Collected data entries
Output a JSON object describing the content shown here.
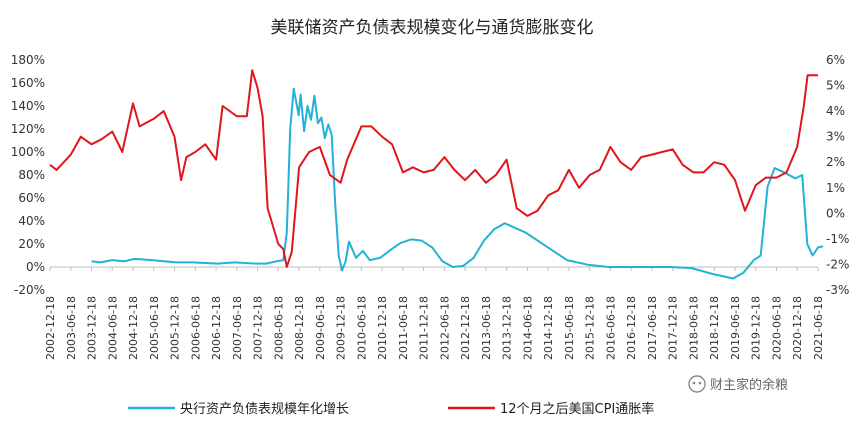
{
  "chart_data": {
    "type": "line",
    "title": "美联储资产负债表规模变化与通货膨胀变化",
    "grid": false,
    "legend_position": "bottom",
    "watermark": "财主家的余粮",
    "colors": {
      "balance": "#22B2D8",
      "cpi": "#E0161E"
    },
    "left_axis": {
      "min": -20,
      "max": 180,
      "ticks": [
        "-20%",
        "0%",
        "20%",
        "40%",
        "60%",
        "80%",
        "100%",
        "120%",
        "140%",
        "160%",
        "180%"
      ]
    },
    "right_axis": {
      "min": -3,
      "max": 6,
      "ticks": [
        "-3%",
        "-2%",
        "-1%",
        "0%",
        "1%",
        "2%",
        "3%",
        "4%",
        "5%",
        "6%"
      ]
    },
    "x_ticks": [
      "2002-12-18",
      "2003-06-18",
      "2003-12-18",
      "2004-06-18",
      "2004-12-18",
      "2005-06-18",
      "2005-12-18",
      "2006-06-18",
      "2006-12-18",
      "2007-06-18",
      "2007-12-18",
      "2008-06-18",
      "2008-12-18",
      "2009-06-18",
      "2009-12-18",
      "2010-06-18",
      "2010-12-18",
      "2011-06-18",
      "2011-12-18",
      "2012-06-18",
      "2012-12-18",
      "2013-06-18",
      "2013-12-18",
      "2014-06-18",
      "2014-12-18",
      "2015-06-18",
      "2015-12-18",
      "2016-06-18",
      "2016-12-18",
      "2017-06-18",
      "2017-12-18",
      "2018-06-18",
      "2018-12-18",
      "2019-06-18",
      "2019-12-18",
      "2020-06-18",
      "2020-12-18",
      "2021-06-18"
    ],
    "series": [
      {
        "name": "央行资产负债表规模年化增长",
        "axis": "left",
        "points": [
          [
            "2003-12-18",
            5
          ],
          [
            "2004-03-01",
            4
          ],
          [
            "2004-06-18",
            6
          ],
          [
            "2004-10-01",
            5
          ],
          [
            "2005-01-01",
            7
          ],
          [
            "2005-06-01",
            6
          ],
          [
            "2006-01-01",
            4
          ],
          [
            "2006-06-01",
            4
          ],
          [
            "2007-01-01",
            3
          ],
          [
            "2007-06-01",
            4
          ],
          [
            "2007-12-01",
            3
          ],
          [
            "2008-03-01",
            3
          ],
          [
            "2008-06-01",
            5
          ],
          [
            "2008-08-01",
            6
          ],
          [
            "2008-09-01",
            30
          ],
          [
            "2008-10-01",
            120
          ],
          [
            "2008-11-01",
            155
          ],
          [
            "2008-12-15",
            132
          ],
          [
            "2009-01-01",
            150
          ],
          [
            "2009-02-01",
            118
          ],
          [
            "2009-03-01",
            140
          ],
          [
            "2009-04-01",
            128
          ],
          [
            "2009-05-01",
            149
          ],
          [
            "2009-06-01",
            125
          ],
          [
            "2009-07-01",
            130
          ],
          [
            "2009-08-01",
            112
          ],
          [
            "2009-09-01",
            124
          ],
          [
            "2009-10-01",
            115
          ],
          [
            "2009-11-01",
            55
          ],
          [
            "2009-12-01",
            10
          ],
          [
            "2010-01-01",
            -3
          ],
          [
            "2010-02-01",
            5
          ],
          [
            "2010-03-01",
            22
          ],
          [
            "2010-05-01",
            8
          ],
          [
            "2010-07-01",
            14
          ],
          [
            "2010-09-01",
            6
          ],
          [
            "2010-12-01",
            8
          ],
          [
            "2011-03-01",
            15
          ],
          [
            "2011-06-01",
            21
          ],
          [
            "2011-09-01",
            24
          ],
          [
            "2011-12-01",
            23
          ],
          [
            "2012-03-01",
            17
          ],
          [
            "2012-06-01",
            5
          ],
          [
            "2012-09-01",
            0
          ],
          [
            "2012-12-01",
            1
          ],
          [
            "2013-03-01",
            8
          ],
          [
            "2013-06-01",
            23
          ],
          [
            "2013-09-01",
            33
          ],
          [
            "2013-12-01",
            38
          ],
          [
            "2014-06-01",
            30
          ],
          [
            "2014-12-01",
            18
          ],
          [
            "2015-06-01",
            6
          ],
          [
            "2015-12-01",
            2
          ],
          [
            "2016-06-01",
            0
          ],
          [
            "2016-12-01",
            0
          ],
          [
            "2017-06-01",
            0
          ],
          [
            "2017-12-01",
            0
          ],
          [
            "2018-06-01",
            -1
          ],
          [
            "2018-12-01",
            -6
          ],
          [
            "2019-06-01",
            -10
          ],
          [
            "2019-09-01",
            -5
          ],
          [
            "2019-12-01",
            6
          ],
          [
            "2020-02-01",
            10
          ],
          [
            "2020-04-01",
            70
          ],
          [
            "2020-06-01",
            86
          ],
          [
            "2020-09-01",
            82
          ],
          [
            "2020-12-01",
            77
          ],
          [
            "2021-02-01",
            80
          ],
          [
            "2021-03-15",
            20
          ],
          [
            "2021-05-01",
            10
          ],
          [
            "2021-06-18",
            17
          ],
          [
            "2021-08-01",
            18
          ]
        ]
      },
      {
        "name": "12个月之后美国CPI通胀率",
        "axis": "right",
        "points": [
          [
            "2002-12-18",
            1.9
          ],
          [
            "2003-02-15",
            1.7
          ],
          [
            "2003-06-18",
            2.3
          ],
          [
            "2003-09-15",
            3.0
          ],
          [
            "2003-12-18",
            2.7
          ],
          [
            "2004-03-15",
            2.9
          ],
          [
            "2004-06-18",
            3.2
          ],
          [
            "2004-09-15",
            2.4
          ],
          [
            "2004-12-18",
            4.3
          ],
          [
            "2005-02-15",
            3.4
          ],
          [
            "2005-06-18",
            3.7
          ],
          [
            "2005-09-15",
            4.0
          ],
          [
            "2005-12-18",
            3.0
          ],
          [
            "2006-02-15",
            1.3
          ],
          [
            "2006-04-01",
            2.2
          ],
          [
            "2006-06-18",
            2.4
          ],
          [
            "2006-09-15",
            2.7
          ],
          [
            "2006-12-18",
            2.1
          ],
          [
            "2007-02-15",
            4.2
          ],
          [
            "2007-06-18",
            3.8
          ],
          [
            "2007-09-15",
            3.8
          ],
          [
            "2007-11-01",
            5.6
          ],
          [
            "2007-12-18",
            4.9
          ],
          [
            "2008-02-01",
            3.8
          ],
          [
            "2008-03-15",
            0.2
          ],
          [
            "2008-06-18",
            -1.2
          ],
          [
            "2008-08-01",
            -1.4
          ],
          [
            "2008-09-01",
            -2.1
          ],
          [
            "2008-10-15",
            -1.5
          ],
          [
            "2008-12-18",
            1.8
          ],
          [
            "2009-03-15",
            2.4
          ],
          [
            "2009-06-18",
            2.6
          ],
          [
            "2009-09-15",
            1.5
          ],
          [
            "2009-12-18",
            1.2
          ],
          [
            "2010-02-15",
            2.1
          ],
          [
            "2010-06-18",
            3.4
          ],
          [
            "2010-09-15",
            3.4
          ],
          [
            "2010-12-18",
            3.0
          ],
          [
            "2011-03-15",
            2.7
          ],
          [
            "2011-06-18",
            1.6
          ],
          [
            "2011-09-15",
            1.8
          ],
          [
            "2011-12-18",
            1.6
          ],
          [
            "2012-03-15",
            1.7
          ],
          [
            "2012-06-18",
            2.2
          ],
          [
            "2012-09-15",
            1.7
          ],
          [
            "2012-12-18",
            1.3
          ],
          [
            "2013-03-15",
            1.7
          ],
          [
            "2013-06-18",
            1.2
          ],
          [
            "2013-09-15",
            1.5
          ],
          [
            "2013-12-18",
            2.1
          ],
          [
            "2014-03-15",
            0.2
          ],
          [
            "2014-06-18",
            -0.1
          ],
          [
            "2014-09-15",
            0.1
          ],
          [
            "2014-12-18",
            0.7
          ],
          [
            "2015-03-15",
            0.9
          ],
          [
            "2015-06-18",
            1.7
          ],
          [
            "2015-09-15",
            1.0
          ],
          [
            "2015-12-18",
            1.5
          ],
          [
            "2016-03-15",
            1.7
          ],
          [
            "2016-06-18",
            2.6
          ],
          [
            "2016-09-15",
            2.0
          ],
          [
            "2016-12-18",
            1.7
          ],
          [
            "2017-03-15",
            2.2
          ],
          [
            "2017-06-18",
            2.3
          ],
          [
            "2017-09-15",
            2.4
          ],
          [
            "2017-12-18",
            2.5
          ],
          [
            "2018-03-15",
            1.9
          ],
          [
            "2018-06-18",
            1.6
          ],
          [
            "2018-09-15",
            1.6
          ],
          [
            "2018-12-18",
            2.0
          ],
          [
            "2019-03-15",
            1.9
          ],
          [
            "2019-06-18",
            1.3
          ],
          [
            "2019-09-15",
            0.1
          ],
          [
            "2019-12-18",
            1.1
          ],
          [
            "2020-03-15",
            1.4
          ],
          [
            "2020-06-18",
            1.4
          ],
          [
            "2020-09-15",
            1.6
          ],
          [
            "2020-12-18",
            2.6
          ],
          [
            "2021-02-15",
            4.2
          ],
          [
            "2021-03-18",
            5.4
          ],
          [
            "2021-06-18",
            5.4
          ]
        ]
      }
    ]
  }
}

### [Set problem]
For the string "name", count the lines of the entries above that include it; answer with the number only.

### [Answer to the problem]
2